Problem requirements — Reproduce every line of the material below without any changes.

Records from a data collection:
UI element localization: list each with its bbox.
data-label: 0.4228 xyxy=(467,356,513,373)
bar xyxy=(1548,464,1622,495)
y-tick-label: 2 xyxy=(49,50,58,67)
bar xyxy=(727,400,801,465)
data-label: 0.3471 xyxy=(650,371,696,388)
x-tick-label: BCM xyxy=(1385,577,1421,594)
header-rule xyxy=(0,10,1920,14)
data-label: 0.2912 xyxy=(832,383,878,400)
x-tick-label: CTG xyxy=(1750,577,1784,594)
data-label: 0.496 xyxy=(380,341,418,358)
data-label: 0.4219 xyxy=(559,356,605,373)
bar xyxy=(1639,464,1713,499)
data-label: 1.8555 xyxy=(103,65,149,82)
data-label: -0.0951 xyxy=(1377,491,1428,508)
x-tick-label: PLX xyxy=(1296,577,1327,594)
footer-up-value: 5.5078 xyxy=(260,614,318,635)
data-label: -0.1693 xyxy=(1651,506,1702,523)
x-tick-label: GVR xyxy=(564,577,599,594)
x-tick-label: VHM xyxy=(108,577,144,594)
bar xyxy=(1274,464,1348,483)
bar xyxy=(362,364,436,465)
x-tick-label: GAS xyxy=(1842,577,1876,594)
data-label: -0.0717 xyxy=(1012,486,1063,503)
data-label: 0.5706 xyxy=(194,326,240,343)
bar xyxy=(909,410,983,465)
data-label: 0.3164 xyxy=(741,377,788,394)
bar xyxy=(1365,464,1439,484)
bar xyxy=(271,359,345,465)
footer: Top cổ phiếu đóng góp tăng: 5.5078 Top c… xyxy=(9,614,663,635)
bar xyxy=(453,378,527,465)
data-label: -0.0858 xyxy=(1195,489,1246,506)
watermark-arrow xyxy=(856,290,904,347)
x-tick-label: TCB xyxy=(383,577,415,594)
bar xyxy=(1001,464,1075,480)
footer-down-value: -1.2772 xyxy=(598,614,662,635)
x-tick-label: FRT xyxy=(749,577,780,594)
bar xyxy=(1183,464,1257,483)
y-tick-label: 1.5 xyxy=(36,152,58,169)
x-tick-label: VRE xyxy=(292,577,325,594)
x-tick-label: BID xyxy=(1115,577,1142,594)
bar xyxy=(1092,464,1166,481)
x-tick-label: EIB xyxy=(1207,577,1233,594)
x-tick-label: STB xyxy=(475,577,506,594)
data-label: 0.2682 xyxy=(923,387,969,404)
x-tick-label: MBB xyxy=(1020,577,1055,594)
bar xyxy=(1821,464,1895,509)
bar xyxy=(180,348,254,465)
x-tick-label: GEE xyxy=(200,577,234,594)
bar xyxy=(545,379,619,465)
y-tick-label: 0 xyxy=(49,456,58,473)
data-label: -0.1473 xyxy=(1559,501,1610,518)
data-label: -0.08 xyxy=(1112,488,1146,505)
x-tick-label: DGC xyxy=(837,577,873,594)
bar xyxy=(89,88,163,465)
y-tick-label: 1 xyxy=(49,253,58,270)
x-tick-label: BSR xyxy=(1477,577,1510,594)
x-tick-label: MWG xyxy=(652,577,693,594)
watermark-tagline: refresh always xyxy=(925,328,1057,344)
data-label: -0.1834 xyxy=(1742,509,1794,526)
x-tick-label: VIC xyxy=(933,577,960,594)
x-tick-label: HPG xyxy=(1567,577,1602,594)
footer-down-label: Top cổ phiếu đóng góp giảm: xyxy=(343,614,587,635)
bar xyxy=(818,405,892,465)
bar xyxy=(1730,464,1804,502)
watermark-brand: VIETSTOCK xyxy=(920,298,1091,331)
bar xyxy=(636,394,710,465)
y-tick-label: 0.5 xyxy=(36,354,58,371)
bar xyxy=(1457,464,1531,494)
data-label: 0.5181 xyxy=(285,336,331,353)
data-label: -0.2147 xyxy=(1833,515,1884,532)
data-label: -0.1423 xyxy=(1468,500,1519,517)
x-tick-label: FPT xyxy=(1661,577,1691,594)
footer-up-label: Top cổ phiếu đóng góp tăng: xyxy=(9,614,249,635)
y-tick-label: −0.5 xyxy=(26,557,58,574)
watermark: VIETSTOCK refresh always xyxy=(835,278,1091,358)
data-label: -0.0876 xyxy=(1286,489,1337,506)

Answer to the exercise —
UI element localization: list each with its bbox.
data-label: 0.4228 xyxy=(467,356,513,373)
bar xyxy=(1548,464,1622,495)
y-tick-label: 2 xyxy=(49,50,58,67)
bar xyxy=(727,400,801,465)
data-label: 0.3471 xyxy=(650,371,696,388)
x-tick-label: BCM xyxy=(1385,577,1421,594)
header-rule xyxy=(0,10,1920,14)
data-label: 0.2912 xyxy=(832,383,878,400)
x-tick-label: CTG xyxy=(1750,577,1784,594)
data-label: 0.496 xyxy=(380,341,418,358)
data-label: 0.4219 xyxy=(559,356,605,373)
bar xyxy=(1639,464,1713,499)
data-label: 1.8555 xyxy=(103,65,149,82)
data-label: -0.0951 xyxy=(1377,491,1428,508)
x-tick-label: PLX xyxy=(1296,577,1327,594)
footer-up-value: 5.5078 xyxy=(260,614,318,635)
data-label: -0.1693 xyxy=(1651,506,1702,523)
x-tick-label: GVR xyxy=(564,577,599,594)
x-tick-label: VHM xyxy=(108,577,144,594)
bar xyxy=(1274,464,1348,483)
bar xyxy=(362,364,436,465)
x-tick-label: GAS xyxy=(1842,577,1876,594)
data-label: -0.0717 xyxy=(1012,486,1063,503)
data-label: 0.5706 xyxy=(194,326,240,343)
bar xyxy=(909,410,983,465)
data-label: 0.3164 xyxy=(741,377,788,394)
bar xyxy=(1365,464,1439,484)
bar xyxy=(271,359,345,465)
footer: Top cổ phiếu đóng góp tăng: 5.5078 Top c… xyxy=(9,614,663,635)
bar xyxy=(453,378,527,465)
data-label: -0.0858 xyxy=(1195,489,1246,506)
watermark-arrow xyxy=(856,290,904,347)
x-tick-label: TCB xyxy=(383,577,415,594)
bar xyxy=(1001,464,1075,480)
footer-down-value: -1.2772 xyxy=(598,614,662,635)
x-tick-label: FRT xyxy=(749,577,780,594)
bar xyxy=(1183,464,1257,483)
y-tick-label: 1.5 xyxy=(36,152,58,169)
x-tick-label: VRE xyxy=(292,577,325,594)
x-tick-label: BID xyxy=(1115,577,1142,594)
bar xyxy=(1092,464,1166,481)
x-tick-label: EIB xyxy=(1207,577,1233,594)
x-tick-label: STB xyxy=(475,577,506,594)
data-label: 0.2682 xyxy=(923,387,969,404)
x-tick-label: MBB xyxy=(1020,577,1055,594)
bar xyxy=(1821,464,1895,509)
bar xyxy=(180,348,254,465)
x-tick-label: GEE xyxy=(200,577,234,594)
bar xyxy=(545,379,619,465)
y-tick-label: 0 xyxy=(49,456,58,473)
data-label: -0.1473 xyxy=(1559,501,1610,518)
data-label: -0.08 xyxy=(1112,488,1146,505)
x-tick-label: DGC xyxy=(837,577,873,594)
bar xyxy=(89,88,163,465)
y-tick-label: 1 xyxy=(49,253,58,270)
x-tick-label: BSR xyxy=(1477,577,1510,594)
x-tick-label: MWG xyxy=(652,577,693,594)
watermark-tagline: refresh always xyxy=(925,328,1057,344)
data-label: -0.1834 xyxy=(1742,509,1794,526)
x-tick-label: VIC xyxy=(933,577,960,594)
x-tick-label: HPG xyxy=(1567,577,1602,594)
footer-down-label: Top cổ phiếu đóng góp giảm: xyxy=(343,614,587,635)
bar xyxy=(818,405,892,465)
bar xyxy=(1730,464,1804,502)
watermark-brand: VIETSTOCK xyxy=(920,298,1091,331)
bar xyxy=(636,394,710,465)
y-tick-label: 0.5 xyxy=(36,354,58,371)
bar xyxy=(1457,464,1531,494)
data-label: 0.5181 xyxy=(285,336,331,353)
data-label: -0.2147 xyxy=(1833,515,1884,532)
data-label: -0.1423 xyxy=(1468,500,1519,517)
x-tick-label: FPT xyxy=(1661,577,1691,594)
footer-up-label: Top cổ phiếu đóng góp tăng: xyxy=(9,614,249,635)
y-tick-label: −0.5 xyxy=(26,557,58,574)
watermark: VIETSTOCK refresh always xyxy=(835,278,1091,358)
data-label: -0.0876 xyxy=(1286,489,1337,506)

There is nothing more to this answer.